Exercise prompt:
Copy out all the entries exactly.

The input:

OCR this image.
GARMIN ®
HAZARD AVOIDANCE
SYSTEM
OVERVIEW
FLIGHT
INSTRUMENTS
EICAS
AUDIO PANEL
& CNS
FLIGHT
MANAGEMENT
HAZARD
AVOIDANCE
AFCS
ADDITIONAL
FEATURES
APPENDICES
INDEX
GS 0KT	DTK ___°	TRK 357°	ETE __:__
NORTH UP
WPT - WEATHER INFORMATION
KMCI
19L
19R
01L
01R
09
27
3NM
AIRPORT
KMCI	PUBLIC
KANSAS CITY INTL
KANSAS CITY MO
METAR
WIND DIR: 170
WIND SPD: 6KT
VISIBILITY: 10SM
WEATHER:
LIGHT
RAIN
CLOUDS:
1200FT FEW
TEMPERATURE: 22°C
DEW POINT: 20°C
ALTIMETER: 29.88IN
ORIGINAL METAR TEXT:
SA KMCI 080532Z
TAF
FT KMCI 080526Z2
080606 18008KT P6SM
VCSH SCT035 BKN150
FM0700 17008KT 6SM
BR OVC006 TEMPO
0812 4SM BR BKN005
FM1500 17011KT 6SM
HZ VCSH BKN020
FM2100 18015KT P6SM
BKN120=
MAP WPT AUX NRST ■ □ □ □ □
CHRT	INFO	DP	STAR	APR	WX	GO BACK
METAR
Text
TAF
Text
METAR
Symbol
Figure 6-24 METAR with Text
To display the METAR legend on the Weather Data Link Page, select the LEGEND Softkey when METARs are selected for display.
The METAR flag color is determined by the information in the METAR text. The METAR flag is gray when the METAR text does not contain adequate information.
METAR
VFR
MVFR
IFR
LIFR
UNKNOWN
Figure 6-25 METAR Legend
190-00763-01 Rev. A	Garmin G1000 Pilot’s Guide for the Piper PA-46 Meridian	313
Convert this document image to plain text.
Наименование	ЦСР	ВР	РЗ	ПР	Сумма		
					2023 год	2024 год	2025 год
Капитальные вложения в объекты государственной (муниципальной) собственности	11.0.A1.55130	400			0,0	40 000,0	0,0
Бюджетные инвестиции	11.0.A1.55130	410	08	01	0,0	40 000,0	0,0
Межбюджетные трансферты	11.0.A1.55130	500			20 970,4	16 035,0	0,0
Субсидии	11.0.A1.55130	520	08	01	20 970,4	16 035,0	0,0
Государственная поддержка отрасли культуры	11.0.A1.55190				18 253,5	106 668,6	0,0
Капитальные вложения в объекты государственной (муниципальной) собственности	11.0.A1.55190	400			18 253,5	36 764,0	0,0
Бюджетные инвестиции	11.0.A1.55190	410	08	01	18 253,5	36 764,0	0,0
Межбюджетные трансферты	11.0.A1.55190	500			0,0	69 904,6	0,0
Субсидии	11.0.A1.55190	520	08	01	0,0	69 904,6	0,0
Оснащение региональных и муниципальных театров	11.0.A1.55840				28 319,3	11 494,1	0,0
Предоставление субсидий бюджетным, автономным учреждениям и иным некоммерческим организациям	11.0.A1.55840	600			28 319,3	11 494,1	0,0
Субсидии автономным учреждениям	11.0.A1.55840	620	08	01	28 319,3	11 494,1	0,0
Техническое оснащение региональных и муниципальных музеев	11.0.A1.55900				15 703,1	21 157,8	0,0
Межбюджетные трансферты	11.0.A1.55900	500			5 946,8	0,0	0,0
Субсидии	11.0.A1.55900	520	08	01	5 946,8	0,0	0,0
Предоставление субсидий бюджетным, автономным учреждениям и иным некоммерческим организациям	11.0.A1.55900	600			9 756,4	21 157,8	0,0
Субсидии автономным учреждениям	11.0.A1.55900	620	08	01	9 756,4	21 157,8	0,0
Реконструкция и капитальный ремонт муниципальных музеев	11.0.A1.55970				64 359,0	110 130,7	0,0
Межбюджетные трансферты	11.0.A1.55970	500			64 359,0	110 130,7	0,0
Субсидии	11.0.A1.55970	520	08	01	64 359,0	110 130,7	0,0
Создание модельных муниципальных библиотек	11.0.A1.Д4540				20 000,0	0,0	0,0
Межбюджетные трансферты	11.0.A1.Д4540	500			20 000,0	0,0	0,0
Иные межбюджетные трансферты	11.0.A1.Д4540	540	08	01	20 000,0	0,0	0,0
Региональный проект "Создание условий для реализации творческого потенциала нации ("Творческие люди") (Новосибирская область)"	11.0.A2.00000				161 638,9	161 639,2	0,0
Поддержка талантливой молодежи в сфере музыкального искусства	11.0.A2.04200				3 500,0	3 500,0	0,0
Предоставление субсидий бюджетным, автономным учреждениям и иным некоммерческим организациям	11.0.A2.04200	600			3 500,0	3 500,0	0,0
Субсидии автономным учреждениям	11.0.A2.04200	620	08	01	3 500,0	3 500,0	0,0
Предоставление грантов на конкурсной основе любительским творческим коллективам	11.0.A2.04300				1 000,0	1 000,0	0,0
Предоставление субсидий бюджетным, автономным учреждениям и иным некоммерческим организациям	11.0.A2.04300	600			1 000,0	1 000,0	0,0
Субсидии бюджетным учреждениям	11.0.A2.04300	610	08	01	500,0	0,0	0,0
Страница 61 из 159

Full answer:
OCR this image.
GARMIN ®
HAZARD AVOIDANCE
SYSTEM
OVERVIEW
FLIGHT
INSTRUMENTS
EICAS
AUDIO PANEL
& CNS
FLIGHT
MANAGEMENT
HAZARD
AVOIDANCE
AFCS
ADDITIONAL
FEATURES
APPENDICES
INDEX
GS 0KT	DTK ___°	TRK 357°	ETE __:__
NORTH UP
WPT - WEATHER INFORMATION
KMCI
19L
19R
01L
01R
09
27
3NM
AIRPORT
KMCI	PUBLIC
KANSAS CITY INTL
KANSAS CITY MO
METAR
WIND DIR: 170
WIND SPD: 6KT
VISIBILITY: 10SM
WEATHER:
LIGHT
RAIN
CLOUDS:
1200FT FEW
TEMPERATURE: 22°C
DEW POINT: 20°C
ALTIMETER: 29.88IN
ORIGINAL METAR TEXT:
SA KMCI 080532Z
TAF
FT KMCI 080526Z2
080606 18008KT P6SM
VCSH SCT035 BKN150
FM0700 17008KT 6SM
BR OVC006 TEMPO
0812 4SM BR BKN005
FM1500 17011KT 6SM
HZ VCSH BKN020
FM2100 18015KT P6SM
BKN120=
MAP WPT AUX NRST ■ □ □ □ □
CHRT	INFO	DP	STAR	APR	WX	GO BACK
METAR
Text
TAF
Text
METAR
Symbol
Figure 6-24 METAR with Text
To display the METAR legend on the Weather Data Link Page, select the LEGEND Softkey when METARs are selected for display.
The METAR flag color is determined by the information in the METAR text. The METAR flag is gray when the METAR text does not contain adequate information.
METAR
VFR
MVFR
IFR
LIFR
UNKNOWN
Figure 6-25 METAR Legend
190-00763-01 Rev. A	Garmin G1000 Pilot’s Guide for the Piper PA-46 Meridian	313
Convert this document image to plain text.
Наименование	ЦСР	ВР	РЗ	ПР	Сумма		
					2023 год	2024 год	2025 год
Капитальные вложения в объекты государственной (муниципальной) собственности	11.0.A1.55130	400			0,0	40 000,0	0,0
Бюджетные инвестиции	11.0.A1.55130	410	08	01	0,0	40 000,0	0,0
Межбюджетные трансферты	11.0.A1.55130	500			20 970,4	16 035,0	0,0
Субсидии	11.0.A1.55130	520	08	01	20 970,4	16 035,0	0,0
Государственная поддержка отрасли культуры	11.0.A1.55190				18 253,5	106 668,6	0,0
Капитальные вложения в объекты государственной (муниципальной) собственности	11.0.A1.55190	400			18 253,5	36 764,0	0,0
Бюджетные инвестиции	11.0.A1.55190	410	08	01	18 253,5	36 764,0	0,0
Межбюджетные трансферты	11.0.A1.55190	500			0,0	69 904,6	0,0
Субсидии	11.0.A1.55190	520	08	01	0,0	69 904,6	0,0
Оснащение региональных и муниципальных театров	11.0.A1.55840				28 319,3	11 494,1	0,0
Предоставление субсидий бюджетным, автономным учреждениям и иным некоммерческим организациям	11.0.A1.55840	600			28 319,3	11 494,1	0,0
Субсидии автономным учреждениям	11.0.A1.55840	620	08	01	28 319,3	11 494,1	0,0
Техническое оснащение региональных и муниципальных музеев	11.0.A1.55900				15 703,1	21 157,8	0,0
Межбюджетные трансферты	11.0.A1.55900	500			5 946,8	0,0	0,0
Субсидии	11.0.A1.55900	520	08	01	5 946,8	0,0	0,0
Предоставление субсидий бюджетным, автономным учреждениям и иным некоммерческим организациям	11.0.A1.55900	600			9 756,4	21 157,8	0,0
Субсидии автономным учреждениям	11.0.A1.55900	620	08	01	9 756,4	21 157,8	0,0
Реконструкция и капитальный ремонт муниципальных музеев	11.0.A1.55970				64 359,0	110 130,7	0,0
Межбюджетные трансферты	11.0.A1.55970	500			64 359,0	110 130,7	0,0
Субсидии	11.0.A1.55970	520	08	01	64 359,0	110 130,7	0,0
Создание модельных муниципальных библиотек	11.0.A1.Д4540				20 000,0	0,0	0,0
Межбюджетные трансферты	11.0.A1.Д4540	500			20 000,0	0,0	0,0
Иные межбюджетные трансферты	11.0.A1.Д4540	540	08	01	20 000,0	0,0	0,0
Региональный проект "Создание условий для реализации творческого потенциала нации ("Творческие люди") (Новосибирская область)"	11.0.A2.00000				161 638,9	161 639,2	0,0
Поддержка талантливой молодежи в сфере музыкального искусства	11.0.A2.04200				3 500,0	3 500,0	0,0
Предоставление субсидий бюджетным, автономным учреждениям и иным некоммерческим организациям	11.0.A2.04200	600			3 500,0	3 500,0	0,0
Субсидии автономным учреждениям	11.0.A2.04200	620	08	01	3 500,0	3 500,0	0,0
Предоставление грантов на конкурсной основе любительским творческим коллективам	11.0.A2.04300				1 000,0	1 000,0	0,0
Предоставление субсидий бюджетным, автономным учреждениям и иным некоммерческим организациям	11.0.A2.04300	600			1 000,0	1 000,0	0,0
Субсидии бюджетным учреждениям	11.0.A2.04300	610	08	01	500,0	0,0	0,0
Страница 61 из 159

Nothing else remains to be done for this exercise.